#### WRITTEN PROBLEM
Find the lines with the string "needs" and return them.

==================================================

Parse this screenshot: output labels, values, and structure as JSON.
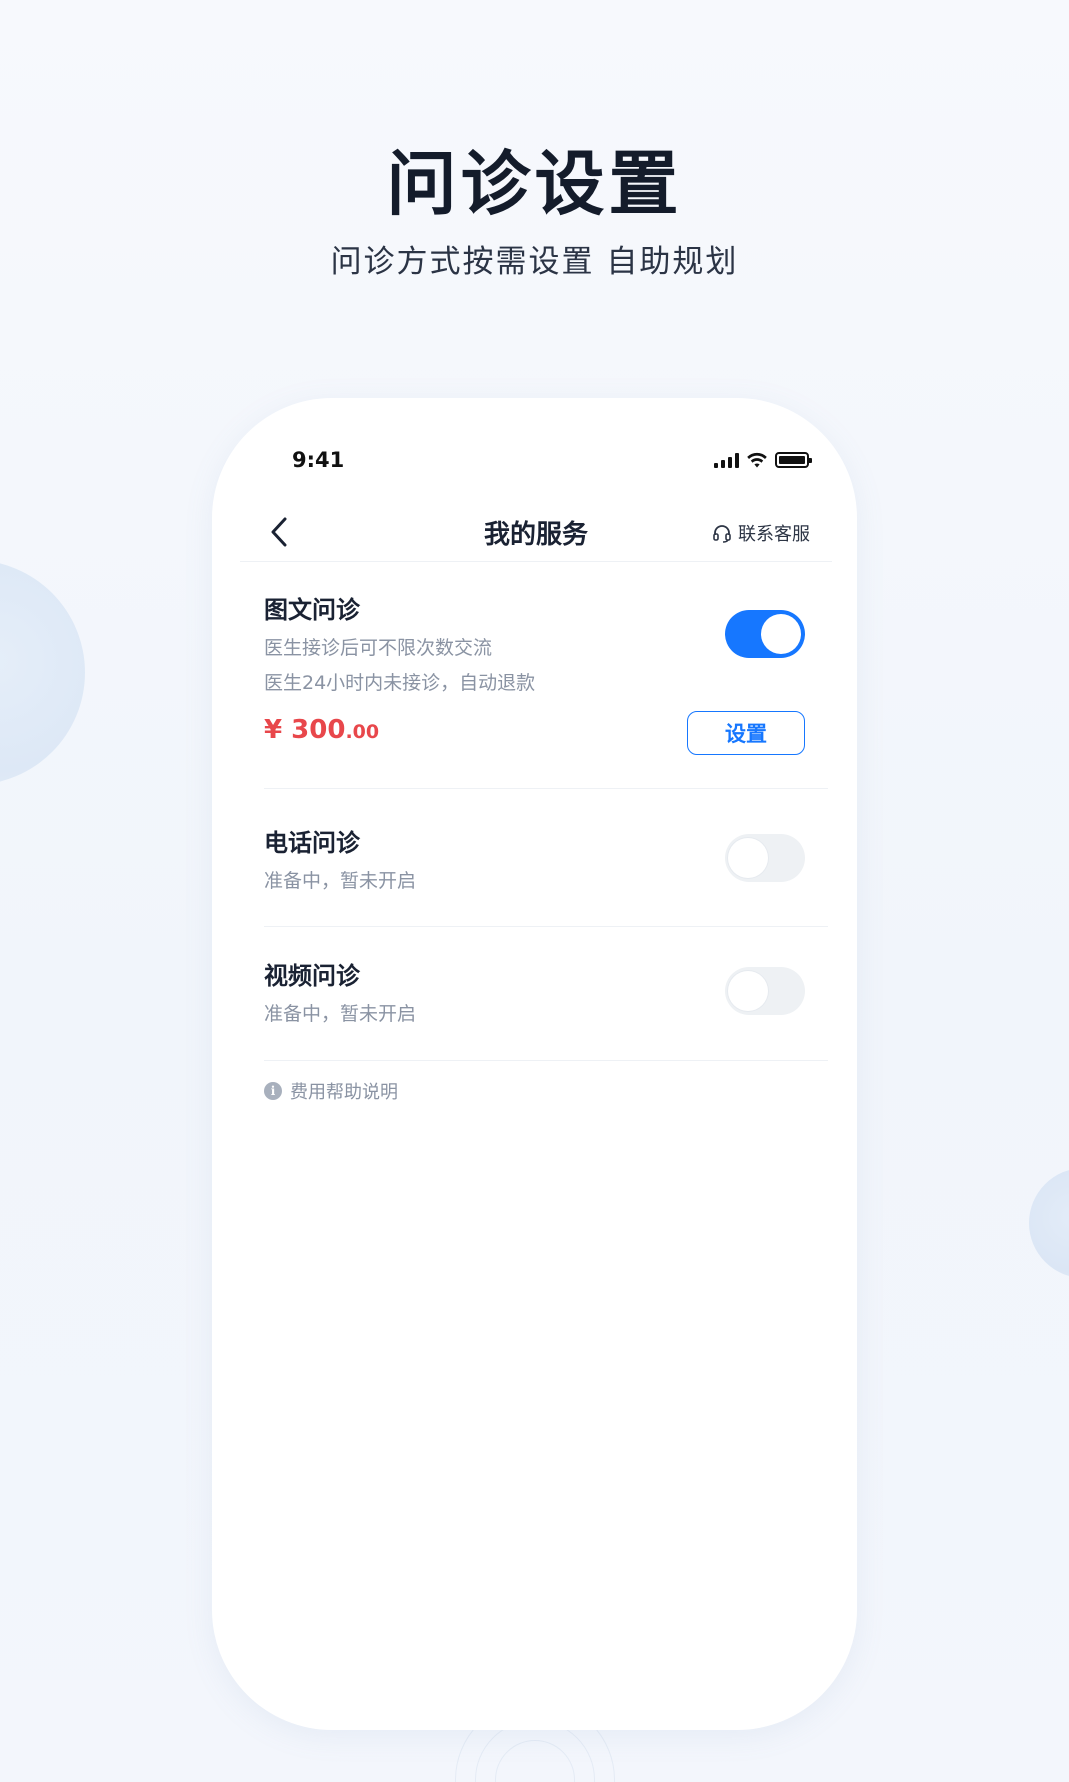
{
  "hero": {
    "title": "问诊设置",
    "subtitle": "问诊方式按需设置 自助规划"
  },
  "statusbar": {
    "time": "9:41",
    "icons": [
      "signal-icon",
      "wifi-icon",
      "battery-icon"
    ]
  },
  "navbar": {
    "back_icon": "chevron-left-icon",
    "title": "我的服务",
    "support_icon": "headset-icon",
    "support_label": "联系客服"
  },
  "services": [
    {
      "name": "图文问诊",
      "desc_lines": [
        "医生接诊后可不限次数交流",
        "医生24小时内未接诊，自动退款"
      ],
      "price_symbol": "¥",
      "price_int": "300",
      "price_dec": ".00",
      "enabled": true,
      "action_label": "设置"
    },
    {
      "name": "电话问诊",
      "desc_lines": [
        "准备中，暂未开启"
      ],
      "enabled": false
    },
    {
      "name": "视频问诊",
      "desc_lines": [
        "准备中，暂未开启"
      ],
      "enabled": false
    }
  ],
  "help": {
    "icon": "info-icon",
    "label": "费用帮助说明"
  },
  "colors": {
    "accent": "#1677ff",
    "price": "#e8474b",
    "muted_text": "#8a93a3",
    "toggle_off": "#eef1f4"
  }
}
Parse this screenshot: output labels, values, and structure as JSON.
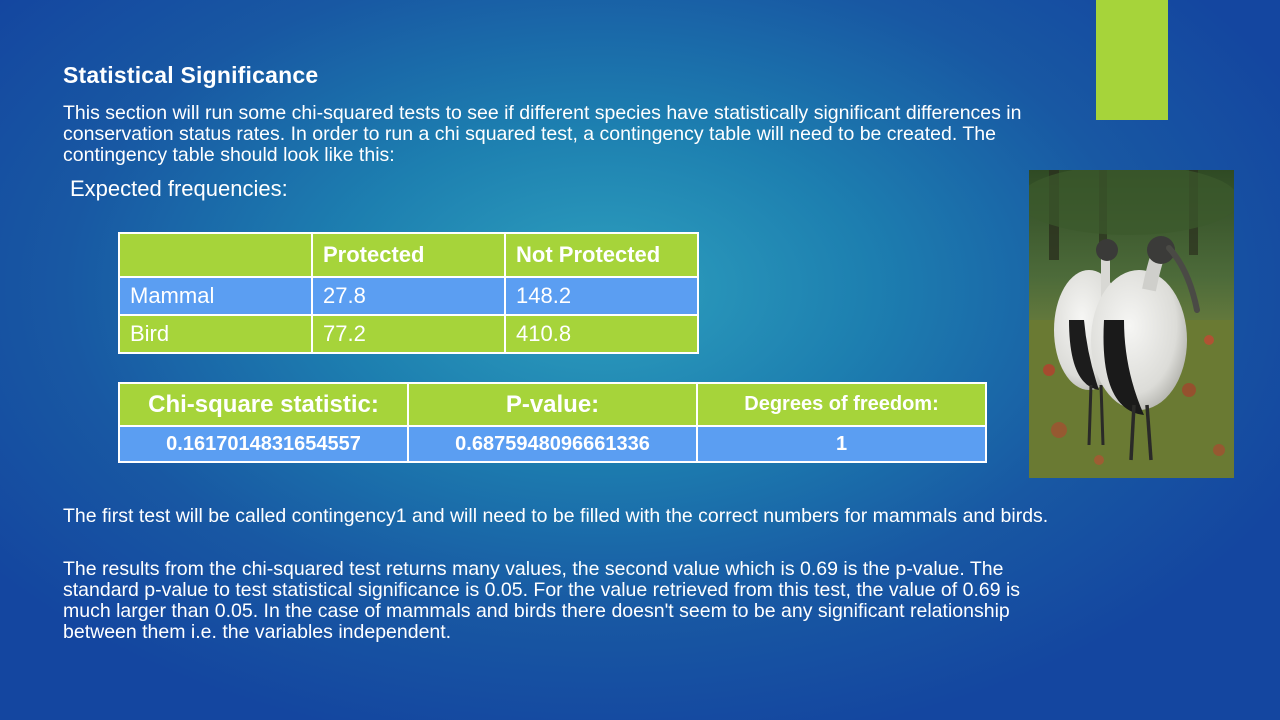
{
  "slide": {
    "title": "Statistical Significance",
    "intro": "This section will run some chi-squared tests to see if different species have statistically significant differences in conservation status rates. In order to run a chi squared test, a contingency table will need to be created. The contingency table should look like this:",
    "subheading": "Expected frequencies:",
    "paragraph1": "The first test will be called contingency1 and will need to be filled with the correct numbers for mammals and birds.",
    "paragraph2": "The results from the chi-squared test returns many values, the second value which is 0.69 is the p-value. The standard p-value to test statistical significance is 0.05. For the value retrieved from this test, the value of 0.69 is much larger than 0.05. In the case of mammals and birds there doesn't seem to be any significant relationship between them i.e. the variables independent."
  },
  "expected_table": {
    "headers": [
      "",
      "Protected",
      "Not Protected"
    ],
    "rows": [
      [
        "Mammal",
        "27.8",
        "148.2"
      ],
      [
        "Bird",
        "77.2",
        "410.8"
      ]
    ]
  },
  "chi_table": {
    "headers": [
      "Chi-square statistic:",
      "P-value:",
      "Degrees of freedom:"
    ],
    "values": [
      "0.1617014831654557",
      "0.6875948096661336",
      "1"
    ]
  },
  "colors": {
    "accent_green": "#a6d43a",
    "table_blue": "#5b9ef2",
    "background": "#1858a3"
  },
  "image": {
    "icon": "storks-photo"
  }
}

==================================================

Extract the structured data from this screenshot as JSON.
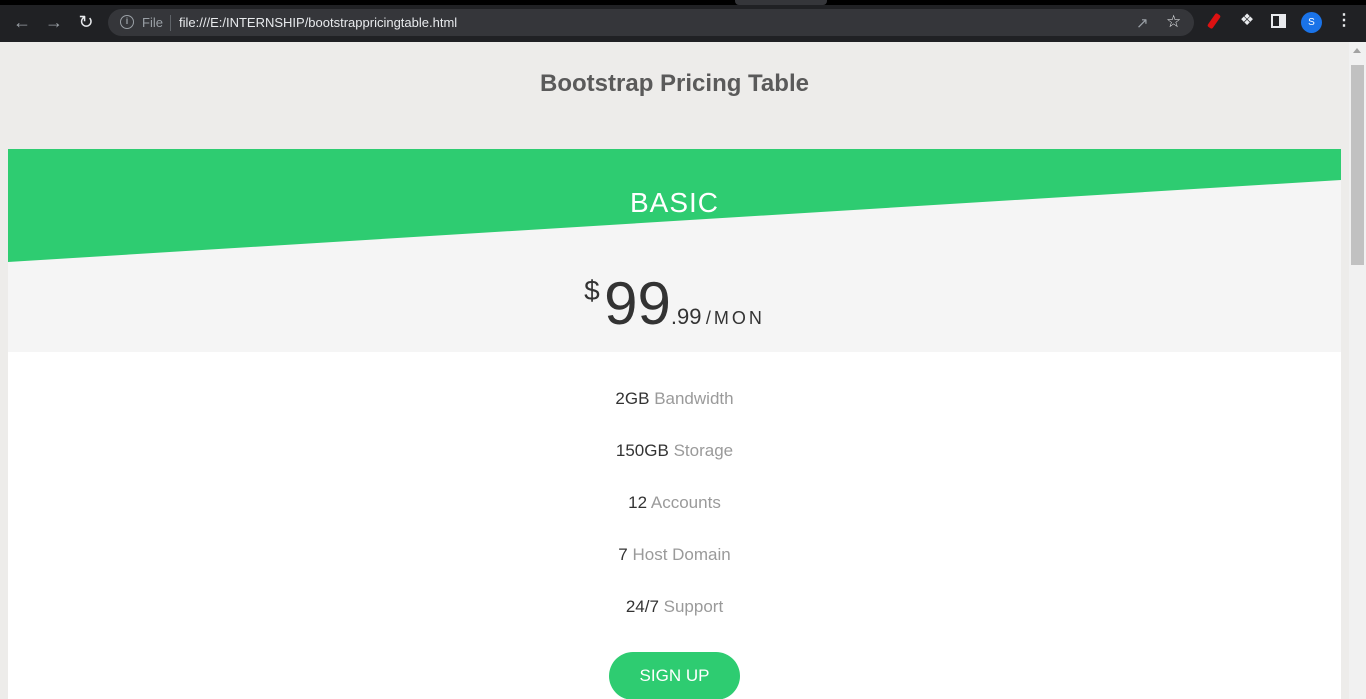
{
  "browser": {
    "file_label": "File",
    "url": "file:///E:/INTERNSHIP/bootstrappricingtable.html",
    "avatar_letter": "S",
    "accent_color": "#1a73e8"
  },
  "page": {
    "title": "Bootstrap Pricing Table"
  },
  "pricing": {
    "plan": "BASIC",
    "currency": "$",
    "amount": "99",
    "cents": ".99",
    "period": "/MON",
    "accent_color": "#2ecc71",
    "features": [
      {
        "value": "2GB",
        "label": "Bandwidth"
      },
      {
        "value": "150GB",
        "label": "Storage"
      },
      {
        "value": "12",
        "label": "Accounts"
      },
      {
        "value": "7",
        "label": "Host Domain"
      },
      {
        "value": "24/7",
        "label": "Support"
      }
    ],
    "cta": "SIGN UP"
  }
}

==================================================

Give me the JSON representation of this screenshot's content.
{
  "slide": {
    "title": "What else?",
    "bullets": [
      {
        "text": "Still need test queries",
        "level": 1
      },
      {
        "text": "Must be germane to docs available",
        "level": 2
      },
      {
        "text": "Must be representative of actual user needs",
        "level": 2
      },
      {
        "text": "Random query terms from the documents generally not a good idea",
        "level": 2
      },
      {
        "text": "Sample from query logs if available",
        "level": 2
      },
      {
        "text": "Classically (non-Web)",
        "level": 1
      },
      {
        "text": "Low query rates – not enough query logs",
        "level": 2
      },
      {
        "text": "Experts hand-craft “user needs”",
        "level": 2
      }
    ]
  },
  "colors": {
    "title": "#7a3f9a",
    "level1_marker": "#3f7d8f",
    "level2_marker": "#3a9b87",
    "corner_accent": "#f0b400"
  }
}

==================================================

#### THE RESPONSE
        "text": "Must be representative of actual user needs",
        "text": "Experts hand-craft “user needs”",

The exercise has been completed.